### Task goal
Review the lines that follow and copy each one that contains the word "BMKG".

### Records supplied
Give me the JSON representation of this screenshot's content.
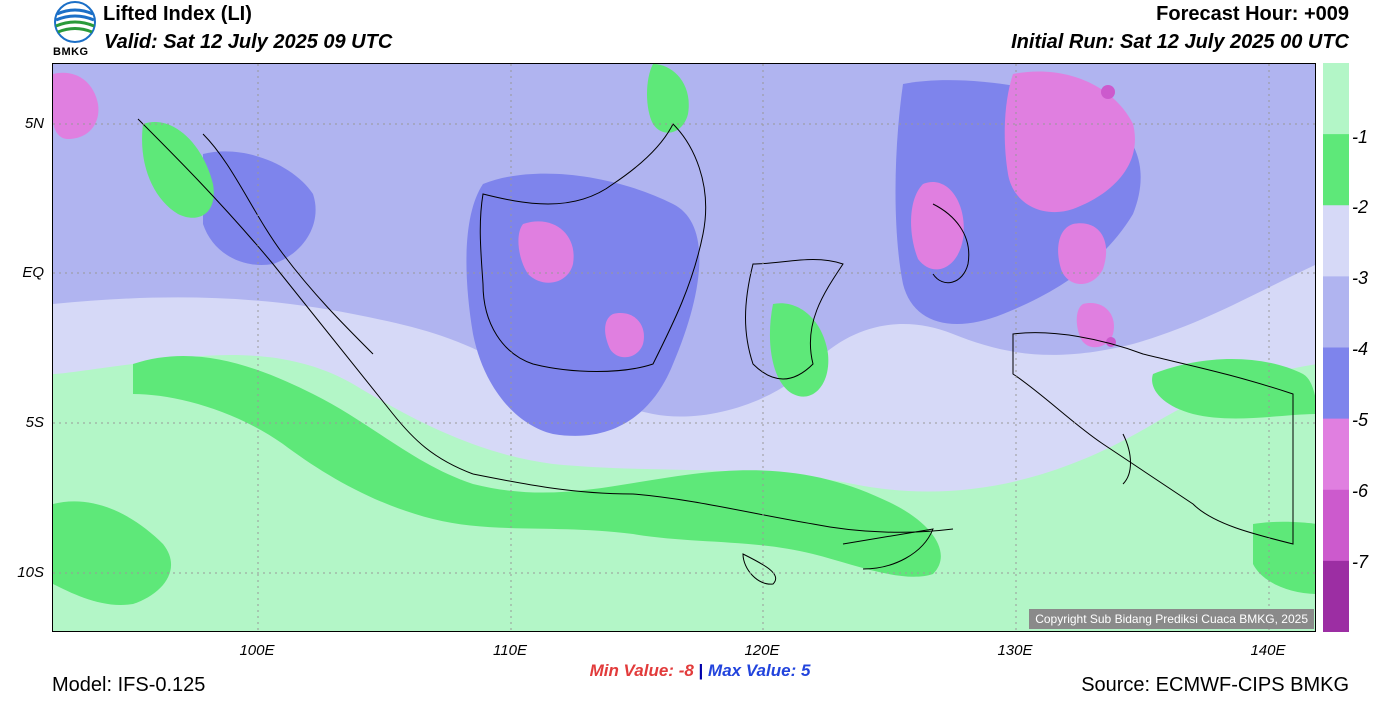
{
  "header": {
    "title": "Lifted Index (LI)",
    "valid": "Valid: Sat 12 July 2025 09 UTC",
    "forecast_hour": "Forecast Hour: +009",
    "initial_run": "Initial Run: Sat 12 July 2025 00 UTC",
    "logo_text": "BMKG"
  },
  "axes": {
    "lat_labels": [
      "5N",
      "EQ",
      "5S",
      "10S"
    ],
    "lon_labels": [
      "100E",
      "110E",
      "120E",
      "130E",
      "140E"
    ]
  },
  "colorbar": {
    "labels": [
      "-1",
      "-2",
      "-3",
      "-4",
      "-5",
      "-6",
      "-7"
    ],
    "colors": [
      "#b3f6c7",
      "#5ee879",
      "#d6d9f7",
      "#b0b4f0",
      "#7e84ec",
      "#e07fe0",
      "#cc5acd",
      "#9c2ea3"
    ]
  },
  "copyright": "Copyright Sub Bidang Prediksi Cuaca BMKG, 2025",
  "stats": {
    "min_label": "Min Value:",
    "min_value": "-8",
    "separator": "|",
    "max_label": "Max Value:",
    "max_value": "5"
  },
  "footer": {
    "model": "Model: IFS-0.125",
    "source": "Source: ECMWF-CIPS BMKG"
  }
}
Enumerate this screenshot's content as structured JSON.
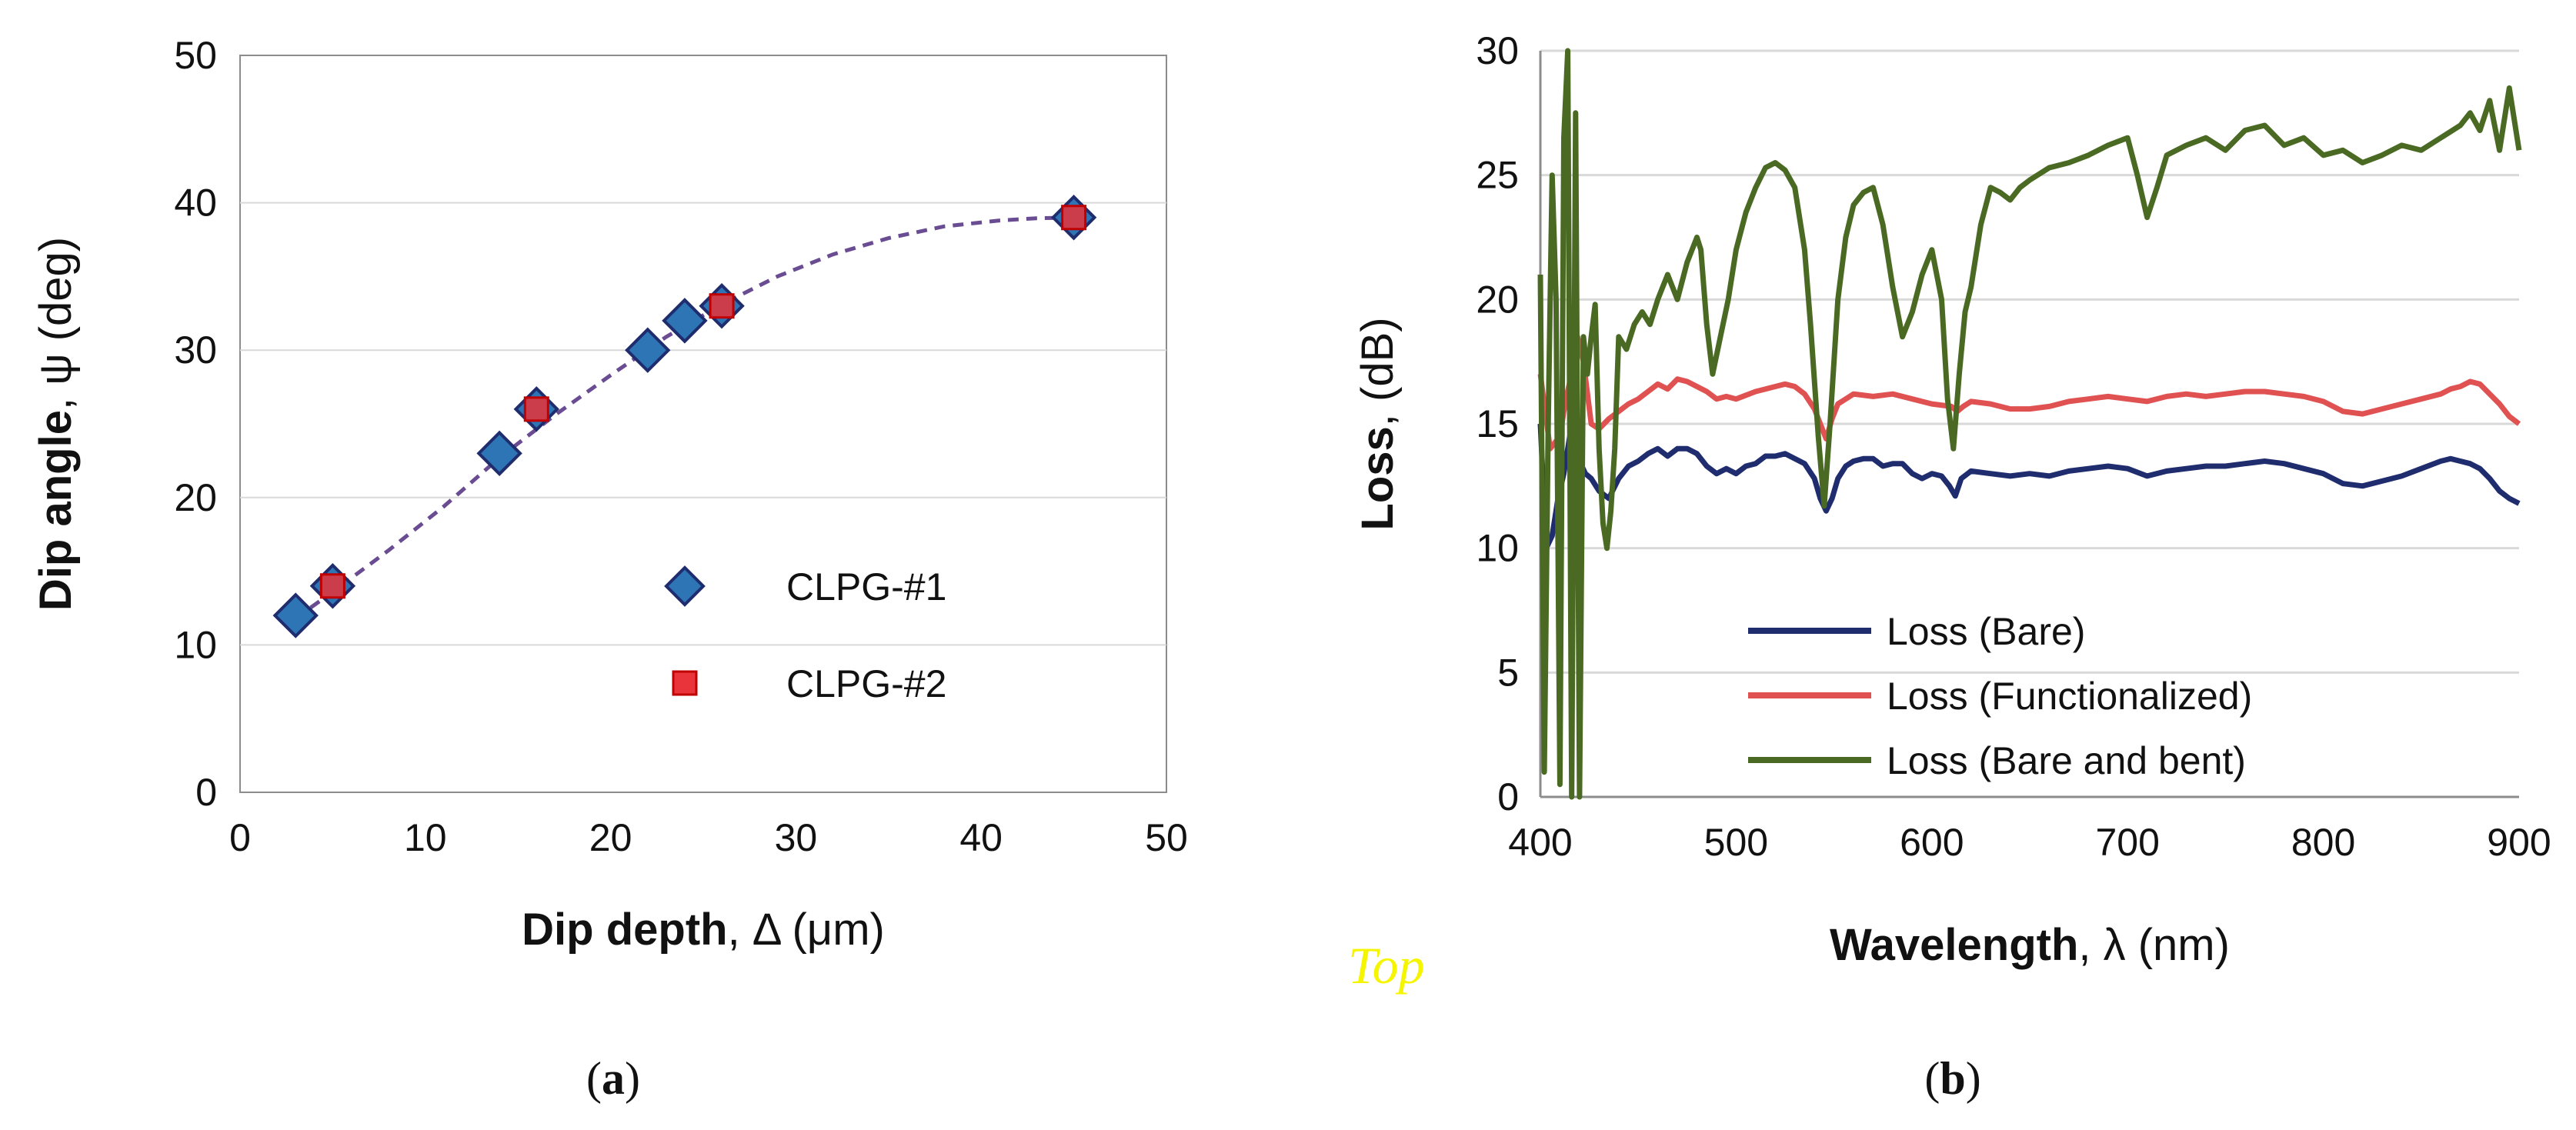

### Task output
    "logo_text": "BMKG"
  "copyright": "Copyright Sub Bidang Prediksi Cuaca BMKG, 2025",
    "source": "Source: ECMWF-CIPS BMKG"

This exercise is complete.